What you should do | Reproduce exactly the lines from the one containing "Serialize everything readable" through the last line of the records below, both included, and nothing else.

--*--

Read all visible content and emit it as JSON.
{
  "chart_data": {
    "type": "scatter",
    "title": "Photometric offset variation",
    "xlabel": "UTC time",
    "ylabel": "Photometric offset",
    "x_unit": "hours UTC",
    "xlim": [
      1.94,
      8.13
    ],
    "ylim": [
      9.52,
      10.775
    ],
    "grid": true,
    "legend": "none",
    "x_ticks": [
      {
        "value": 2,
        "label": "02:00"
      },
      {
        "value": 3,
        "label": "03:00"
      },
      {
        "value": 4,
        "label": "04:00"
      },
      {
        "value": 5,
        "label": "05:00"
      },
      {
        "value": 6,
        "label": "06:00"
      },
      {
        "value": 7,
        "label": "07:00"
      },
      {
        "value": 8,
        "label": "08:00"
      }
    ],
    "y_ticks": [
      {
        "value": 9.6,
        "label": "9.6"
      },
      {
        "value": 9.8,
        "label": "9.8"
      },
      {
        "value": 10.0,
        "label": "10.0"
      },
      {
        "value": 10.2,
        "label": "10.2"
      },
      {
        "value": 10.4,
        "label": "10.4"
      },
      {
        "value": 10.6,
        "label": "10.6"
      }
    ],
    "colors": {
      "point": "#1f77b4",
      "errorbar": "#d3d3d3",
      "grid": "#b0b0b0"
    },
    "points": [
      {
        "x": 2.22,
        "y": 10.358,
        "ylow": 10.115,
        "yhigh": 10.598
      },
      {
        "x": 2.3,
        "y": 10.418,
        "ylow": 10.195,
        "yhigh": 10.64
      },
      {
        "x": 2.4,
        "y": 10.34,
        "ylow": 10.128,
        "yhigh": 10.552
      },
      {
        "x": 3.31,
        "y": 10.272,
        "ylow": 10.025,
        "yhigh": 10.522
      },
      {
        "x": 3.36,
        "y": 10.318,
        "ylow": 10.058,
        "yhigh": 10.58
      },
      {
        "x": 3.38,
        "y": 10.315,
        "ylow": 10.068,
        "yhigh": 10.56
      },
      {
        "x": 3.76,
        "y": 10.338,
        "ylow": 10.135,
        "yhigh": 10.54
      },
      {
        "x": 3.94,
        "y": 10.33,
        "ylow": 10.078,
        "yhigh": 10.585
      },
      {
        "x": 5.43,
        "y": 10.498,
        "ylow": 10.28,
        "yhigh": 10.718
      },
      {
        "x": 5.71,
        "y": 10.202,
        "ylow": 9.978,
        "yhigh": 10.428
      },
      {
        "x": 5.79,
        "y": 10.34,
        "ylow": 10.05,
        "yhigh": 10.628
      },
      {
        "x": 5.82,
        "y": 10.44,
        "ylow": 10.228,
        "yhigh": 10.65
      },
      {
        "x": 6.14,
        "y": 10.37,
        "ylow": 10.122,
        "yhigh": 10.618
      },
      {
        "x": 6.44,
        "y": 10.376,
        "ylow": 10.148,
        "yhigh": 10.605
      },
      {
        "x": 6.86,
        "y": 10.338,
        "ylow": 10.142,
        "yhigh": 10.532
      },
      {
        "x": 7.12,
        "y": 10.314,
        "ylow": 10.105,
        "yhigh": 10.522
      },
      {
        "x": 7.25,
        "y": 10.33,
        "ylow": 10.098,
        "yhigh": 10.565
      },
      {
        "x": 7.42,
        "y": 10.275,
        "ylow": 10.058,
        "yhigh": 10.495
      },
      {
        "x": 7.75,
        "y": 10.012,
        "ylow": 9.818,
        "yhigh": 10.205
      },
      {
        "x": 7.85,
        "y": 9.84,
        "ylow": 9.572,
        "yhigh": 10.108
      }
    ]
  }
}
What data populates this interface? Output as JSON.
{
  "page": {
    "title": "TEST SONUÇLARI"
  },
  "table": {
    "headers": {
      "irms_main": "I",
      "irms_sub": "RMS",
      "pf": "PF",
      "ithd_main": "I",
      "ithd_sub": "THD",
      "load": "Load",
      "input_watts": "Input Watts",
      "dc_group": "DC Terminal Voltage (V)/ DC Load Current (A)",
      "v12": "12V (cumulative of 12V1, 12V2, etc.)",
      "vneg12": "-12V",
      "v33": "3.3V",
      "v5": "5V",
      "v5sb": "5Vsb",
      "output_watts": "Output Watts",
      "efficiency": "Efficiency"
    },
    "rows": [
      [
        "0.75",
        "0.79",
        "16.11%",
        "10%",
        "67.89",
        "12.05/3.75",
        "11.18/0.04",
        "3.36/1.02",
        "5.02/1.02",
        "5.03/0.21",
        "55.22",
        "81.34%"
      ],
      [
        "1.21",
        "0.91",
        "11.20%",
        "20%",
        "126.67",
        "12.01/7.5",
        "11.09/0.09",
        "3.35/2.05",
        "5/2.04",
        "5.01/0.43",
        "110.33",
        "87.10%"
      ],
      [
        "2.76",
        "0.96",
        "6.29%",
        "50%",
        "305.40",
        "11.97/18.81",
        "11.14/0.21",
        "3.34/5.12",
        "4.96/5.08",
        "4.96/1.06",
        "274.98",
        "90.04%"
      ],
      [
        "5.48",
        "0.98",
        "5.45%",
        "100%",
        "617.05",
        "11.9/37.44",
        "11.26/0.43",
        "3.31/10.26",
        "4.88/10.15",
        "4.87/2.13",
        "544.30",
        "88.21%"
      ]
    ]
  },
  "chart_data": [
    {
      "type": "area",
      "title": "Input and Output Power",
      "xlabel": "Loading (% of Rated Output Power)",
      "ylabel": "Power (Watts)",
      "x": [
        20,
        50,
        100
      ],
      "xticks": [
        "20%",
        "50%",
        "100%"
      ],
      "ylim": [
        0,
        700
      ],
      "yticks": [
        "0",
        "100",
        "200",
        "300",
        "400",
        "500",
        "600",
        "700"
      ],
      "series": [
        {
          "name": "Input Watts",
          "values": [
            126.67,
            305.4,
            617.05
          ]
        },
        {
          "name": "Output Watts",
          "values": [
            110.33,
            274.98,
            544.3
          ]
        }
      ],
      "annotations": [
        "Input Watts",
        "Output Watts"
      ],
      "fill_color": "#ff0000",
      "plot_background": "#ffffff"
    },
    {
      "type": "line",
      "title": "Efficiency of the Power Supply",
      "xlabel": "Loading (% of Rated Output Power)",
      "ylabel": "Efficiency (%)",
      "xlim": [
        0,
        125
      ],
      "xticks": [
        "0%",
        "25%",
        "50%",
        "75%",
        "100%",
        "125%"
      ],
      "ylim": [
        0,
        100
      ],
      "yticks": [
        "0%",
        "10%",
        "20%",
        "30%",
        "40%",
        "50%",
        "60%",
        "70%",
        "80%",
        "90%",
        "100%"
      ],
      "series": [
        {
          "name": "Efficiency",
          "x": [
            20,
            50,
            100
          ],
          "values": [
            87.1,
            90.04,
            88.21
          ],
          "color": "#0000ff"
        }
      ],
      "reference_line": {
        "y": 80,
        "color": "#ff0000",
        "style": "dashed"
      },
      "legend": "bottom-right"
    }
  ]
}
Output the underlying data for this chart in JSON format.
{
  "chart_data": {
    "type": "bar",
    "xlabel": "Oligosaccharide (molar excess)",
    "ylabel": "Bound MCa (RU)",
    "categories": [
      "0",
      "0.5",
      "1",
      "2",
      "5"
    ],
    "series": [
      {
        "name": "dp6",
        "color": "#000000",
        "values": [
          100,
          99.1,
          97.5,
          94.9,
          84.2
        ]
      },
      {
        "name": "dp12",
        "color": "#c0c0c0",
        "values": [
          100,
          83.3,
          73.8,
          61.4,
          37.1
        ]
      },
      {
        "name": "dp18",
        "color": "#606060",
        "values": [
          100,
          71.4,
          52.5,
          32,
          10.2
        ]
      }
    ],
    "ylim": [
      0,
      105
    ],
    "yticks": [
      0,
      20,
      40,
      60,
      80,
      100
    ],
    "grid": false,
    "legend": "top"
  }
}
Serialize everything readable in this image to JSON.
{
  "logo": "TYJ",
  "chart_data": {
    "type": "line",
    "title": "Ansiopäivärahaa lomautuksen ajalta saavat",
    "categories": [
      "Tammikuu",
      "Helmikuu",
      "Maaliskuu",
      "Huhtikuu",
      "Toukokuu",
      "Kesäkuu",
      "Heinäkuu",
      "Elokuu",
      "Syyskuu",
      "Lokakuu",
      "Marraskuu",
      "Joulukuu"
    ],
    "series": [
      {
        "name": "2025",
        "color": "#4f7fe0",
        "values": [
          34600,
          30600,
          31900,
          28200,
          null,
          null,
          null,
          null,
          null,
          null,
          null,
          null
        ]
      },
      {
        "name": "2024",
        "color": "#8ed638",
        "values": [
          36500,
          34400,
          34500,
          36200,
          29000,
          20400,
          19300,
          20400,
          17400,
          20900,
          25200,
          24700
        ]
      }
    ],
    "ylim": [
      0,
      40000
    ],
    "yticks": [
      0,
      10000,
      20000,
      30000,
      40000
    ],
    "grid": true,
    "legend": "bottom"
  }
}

--*--

Complete output |
Serialize everything readable in this image to JSON.
{
  "logo": "TYJ",
  "chart_data": {
    "type": "line",
    "title": "Ansiopäivärahaa lomautuksen ajalta saavat",
    "categories": [
      "Tammikuu",
      "Helmikuu",
      "Maaliskuu",
      "Huhtikuu",
      "Toukokuu",
      "Kesäkuu",
      "Heinäkuu",
      "Elokuu",
      "Syyskuu",
      "Lokakuu",
      "Marraskuu",
      "Joulukuu"
    ],
    "series": [
      {
        "name": "2025",
        "color": "#4f7fe0",
        "values": [
          34600,
          30600,
          31900,
          28200,
          null,
          null,
          null,
          null,
          null,
          null,
          null,
          null
        ]
      },
      {
        "name": "2024",
        "color": "#8ed638",
        "values": [
          36500,
          34400,
          34500,
          36200,
          29000,
          20400,
          19300,
          20400,
          17400,
          20900,
          25200,
          24700
        ]
      }
    ],
    "ylim": [
      0,
      40000
    ],
    "yticks": [
      0,
      10000,
      20000,
      30000,
      40000
    ],
    "grid": true,
    "legend": "bottom"
  }
}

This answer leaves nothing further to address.